Data excerpts:
-----
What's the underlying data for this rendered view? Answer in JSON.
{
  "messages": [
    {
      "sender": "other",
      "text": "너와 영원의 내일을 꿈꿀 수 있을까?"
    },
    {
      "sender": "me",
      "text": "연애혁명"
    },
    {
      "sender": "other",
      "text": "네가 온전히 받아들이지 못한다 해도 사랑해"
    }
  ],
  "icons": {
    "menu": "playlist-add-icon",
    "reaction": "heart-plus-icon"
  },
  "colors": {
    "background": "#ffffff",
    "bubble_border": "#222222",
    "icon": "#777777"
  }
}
-----
▶ **What you are asked to do**
Output the entries verbatim.

▶ **Result below**
What's the underlying data for this rendered view? Answer in JSON.
{
  "messages": [
    {
      "sender": "other",
      "text": "너와 영원의 내일을 꿈꿀 수 있을까?"
    },
    {
      "sender": "me",
      "text": "연애혁명"
    },
    {
      "sender": "other",
      "text": "네가 온전히 받아들이지 못한다 해도 사랑해"
    }
  ],
  "icons": {
    "menu": "playlist-add-icon",
    "reaction": "heart-plus-icon"
  },
  "colors": {
    "background": "#ffffff",
    "bubble_border": "#222222",
    "icon": "#777777"
  }
}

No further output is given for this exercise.